* Start Stored rows *
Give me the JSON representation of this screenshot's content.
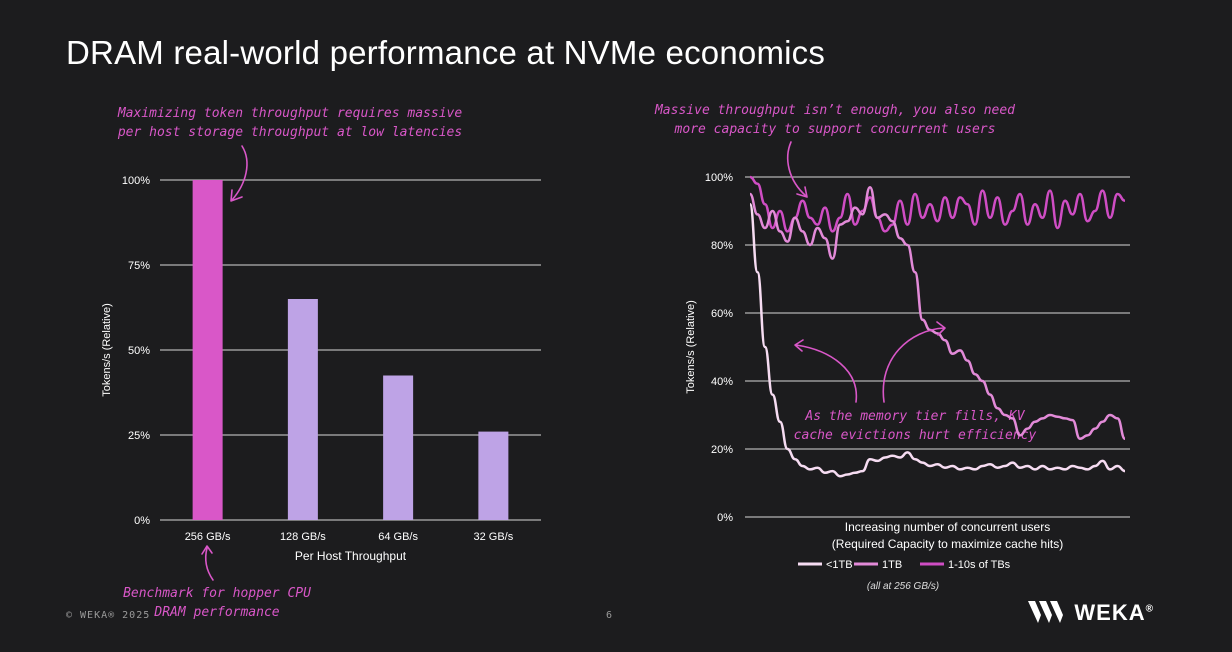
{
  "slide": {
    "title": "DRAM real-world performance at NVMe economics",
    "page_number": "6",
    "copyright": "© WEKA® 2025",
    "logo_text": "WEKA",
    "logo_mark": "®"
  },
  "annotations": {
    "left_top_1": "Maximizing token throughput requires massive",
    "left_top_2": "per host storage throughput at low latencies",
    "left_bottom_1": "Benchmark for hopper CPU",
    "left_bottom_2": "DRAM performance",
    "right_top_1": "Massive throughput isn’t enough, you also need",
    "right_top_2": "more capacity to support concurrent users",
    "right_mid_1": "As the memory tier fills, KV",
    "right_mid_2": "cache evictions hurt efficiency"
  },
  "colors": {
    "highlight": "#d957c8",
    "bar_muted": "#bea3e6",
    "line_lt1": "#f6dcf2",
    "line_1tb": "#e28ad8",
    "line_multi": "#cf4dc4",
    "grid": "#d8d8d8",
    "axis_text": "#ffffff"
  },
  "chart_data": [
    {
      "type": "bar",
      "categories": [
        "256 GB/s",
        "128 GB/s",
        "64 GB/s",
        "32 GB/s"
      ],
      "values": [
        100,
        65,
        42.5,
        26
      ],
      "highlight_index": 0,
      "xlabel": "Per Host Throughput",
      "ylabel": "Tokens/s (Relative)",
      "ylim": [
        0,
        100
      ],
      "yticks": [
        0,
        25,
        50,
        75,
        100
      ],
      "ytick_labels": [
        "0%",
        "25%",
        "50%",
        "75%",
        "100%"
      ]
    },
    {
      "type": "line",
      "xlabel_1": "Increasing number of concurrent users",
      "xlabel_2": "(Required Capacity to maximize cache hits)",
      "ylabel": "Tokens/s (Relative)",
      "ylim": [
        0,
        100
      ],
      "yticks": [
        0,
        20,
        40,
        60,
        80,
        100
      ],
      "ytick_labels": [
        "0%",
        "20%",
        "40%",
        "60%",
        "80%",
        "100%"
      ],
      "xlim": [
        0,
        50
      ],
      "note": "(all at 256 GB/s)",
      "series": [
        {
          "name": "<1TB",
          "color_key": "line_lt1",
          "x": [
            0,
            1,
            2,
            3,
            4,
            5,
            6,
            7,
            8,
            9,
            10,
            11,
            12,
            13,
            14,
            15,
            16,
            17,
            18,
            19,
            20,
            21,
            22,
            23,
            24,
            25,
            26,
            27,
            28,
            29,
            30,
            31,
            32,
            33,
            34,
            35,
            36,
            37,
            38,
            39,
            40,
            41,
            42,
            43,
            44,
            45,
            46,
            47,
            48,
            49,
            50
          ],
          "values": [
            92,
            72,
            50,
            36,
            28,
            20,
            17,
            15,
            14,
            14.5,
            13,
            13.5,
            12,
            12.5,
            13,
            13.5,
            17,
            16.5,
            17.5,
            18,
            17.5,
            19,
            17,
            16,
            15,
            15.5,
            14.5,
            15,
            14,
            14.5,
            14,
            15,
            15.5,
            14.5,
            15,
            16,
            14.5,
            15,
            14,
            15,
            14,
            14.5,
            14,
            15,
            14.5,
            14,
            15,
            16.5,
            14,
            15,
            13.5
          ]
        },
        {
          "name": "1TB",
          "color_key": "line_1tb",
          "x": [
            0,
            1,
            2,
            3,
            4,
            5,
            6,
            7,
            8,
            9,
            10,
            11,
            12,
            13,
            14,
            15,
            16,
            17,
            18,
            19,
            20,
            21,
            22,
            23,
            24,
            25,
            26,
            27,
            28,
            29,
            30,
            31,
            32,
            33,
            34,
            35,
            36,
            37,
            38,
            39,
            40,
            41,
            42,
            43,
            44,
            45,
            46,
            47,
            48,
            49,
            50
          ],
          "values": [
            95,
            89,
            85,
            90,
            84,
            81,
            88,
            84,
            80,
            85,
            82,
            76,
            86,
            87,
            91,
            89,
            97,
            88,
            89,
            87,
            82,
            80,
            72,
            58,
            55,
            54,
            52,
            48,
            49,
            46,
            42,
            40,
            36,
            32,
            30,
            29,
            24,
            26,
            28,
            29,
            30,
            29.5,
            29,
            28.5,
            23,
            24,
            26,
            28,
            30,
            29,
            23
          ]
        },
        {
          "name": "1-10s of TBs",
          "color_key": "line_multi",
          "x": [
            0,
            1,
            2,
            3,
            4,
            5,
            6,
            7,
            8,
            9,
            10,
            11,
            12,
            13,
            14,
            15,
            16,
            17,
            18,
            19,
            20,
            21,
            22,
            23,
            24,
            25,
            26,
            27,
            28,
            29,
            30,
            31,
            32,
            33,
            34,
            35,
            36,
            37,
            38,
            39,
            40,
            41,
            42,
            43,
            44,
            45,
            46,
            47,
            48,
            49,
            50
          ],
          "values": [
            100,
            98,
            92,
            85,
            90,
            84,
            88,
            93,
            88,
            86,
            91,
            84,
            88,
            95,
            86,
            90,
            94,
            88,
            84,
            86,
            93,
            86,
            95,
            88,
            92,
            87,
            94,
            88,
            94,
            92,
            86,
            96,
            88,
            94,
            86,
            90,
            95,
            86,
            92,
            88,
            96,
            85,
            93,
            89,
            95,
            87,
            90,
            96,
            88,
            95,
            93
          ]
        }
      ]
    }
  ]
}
* End Stored rows *
* Start Stored rows *
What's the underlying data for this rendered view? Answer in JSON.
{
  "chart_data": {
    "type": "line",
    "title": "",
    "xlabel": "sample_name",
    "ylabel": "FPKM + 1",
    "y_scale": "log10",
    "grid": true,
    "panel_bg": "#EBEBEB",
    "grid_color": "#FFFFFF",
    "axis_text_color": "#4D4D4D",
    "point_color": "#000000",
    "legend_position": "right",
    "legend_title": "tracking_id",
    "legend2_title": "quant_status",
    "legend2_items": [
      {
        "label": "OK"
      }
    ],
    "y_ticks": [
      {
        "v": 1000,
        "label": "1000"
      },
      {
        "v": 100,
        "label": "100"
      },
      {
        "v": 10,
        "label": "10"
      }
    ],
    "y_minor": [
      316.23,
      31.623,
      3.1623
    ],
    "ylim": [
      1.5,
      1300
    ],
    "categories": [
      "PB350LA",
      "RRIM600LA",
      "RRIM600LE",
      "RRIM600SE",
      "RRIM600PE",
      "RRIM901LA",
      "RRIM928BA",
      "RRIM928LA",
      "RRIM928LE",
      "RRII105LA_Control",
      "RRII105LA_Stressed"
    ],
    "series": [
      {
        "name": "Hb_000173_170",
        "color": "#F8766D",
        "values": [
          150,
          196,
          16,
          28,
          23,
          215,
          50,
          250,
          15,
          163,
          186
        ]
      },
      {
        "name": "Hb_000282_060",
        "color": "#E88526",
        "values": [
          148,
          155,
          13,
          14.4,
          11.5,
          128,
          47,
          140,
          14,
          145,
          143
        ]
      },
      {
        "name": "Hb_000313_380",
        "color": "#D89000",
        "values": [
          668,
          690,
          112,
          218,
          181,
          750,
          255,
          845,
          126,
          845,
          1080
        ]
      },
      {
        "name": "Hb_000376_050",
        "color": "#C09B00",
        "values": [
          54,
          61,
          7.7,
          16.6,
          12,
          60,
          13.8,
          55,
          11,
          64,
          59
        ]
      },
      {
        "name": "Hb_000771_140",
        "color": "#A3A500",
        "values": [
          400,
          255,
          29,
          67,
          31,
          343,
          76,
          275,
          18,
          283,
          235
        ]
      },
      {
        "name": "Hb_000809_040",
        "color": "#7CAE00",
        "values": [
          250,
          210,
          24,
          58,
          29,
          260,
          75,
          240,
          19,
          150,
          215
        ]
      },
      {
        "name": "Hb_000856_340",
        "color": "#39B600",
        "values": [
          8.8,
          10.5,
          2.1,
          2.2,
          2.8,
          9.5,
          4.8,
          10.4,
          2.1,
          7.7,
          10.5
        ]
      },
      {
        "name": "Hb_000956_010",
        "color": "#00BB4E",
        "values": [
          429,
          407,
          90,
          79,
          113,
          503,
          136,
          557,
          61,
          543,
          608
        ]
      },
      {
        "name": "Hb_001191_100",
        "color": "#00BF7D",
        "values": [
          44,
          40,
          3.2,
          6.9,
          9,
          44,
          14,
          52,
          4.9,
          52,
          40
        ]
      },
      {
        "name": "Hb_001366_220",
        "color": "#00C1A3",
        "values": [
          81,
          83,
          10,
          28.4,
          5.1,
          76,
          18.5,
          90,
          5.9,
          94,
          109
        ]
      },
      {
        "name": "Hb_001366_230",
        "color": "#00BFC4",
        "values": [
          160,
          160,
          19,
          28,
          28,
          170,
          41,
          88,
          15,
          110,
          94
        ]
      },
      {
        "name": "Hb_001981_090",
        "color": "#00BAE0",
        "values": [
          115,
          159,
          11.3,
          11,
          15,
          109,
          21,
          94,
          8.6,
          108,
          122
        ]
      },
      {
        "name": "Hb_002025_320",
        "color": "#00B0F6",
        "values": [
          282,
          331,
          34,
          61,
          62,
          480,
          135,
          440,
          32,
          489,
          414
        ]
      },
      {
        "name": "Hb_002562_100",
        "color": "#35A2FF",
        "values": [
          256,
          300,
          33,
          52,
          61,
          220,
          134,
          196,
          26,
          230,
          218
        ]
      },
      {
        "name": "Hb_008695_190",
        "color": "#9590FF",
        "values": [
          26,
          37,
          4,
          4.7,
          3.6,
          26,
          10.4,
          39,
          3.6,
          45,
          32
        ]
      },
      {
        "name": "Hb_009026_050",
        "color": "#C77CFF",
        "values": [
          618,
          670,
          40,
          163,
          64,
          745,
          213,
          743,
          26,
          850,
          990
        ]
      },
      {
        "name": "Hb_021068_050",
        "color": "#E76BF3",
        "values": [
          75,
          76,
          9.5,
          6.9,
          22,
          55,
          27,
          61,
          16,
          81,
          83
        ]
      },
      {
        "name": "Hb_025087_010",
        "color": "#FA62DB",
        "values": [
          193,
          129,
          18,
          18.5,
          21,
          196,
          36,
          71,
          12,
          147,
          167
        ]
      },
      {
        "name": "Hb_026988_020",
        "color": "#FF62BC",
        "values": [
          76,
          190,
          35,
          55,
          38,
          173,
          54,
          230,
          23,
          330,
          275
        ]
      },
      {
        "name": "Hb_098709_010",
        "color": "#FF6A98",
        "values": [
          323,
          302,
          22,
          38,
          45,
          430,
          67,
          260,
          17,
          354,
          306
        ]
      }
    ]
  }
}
* End Stored rows *
Work required: Work out how many lines in the records above contain the word "this", and give only that number.

Exercise response: 2